Extracted records:
<<<<

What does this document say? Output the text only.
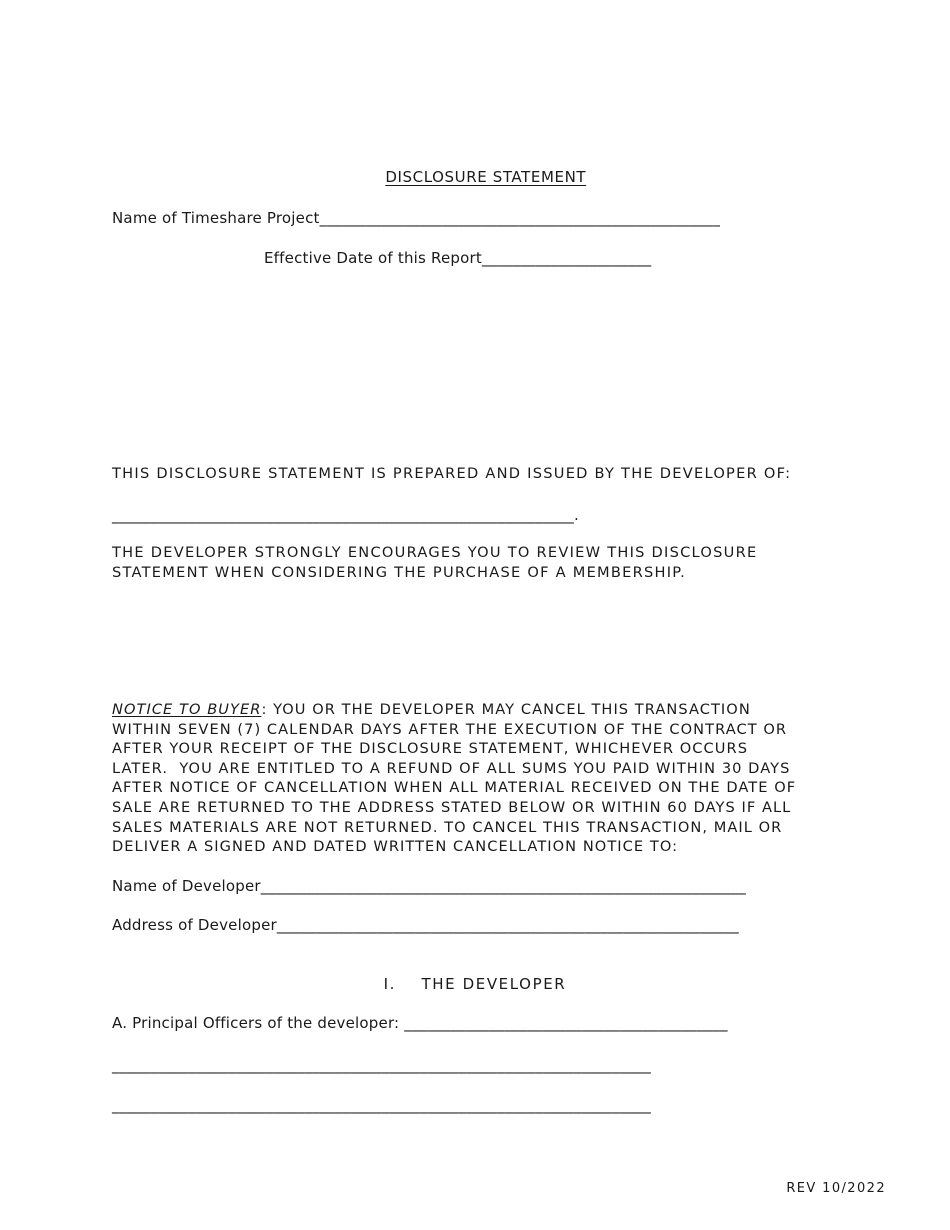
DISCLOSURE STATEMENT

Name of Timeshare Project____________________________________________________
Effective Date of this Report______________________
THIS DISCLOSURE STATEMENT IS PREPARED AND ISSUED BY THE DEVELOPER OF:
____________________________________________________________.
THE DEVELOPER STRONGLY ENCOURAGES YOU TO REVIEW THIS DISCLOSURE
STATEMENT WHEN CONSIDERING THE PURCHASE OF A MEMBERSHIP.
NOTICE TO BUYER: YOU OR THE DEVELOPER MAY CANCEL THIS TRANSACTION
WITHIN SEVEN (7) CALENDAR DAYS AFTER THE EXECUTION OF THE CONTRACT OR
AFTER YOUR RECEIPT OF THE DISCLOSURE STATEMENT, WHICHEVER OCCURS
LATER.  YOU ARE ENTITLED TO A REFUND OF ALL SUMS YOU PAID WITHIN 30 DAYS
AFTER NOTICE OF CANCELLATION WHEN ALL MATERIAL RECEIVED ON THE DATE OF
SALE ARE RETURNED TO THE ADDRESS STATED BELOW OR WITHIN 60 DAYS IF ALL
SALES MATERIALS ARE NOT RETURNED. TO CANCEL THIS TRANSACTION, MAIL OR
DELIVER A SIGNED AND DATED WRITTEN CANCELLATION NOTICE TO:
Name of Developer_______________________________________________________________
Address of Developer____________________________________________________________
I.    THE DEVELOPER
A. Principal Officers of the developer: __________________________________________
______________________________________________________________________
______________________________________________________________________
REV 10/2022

>>>>
<<<<

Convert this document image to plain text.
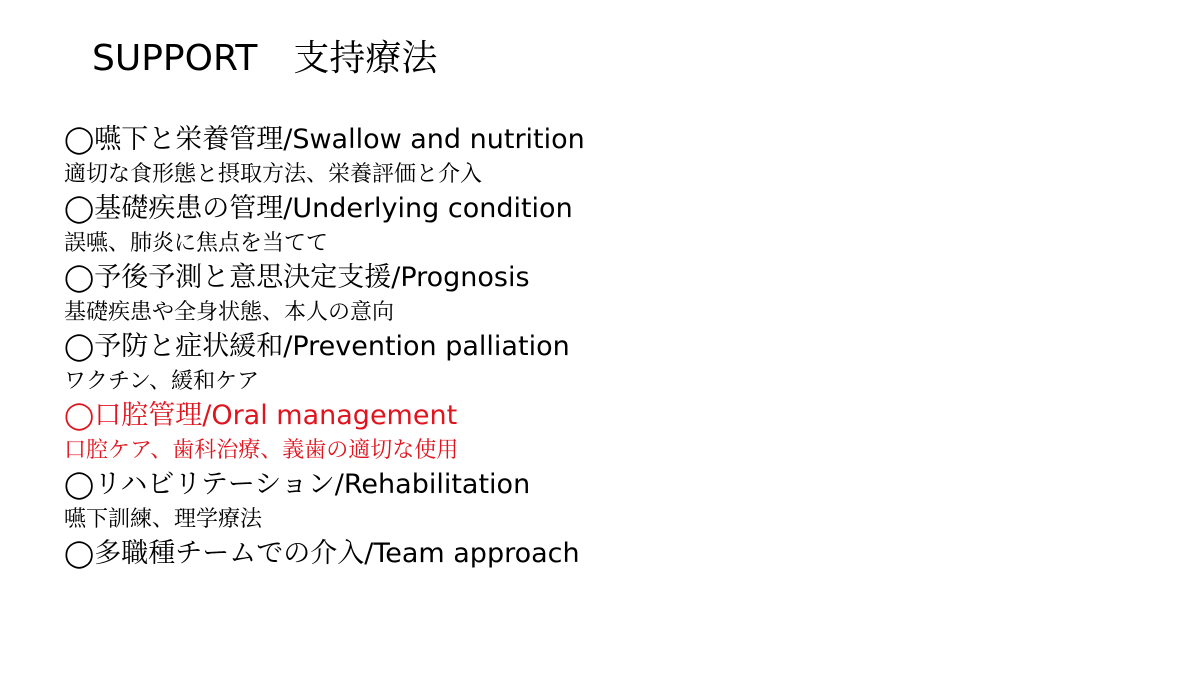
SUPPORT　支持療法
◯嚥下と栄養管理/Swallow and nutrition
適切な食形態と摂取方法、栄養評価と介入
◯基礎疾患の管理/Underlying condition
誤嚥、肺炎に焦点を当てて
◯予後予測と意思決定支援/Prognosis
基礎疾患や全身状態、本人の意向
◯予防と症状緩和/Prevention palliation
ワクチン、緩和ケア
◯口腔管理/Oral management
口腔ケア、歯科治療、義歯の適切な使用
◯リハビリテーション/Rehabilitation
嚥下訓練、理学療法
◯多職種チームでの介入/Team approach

>>>>

YOUR TASK:
Copy out each line of the material that holds the word "TRANSACTION".

COMPLETE RESPONSE:
NOTICE TO BUYER: YOU OR THE DEVELOPER MAY CANCEL THIS TRANSACTION
SALES MATERIALS ARE NOT RETURNED. TO CANCEL THIS TRANSACTION, MAIL OR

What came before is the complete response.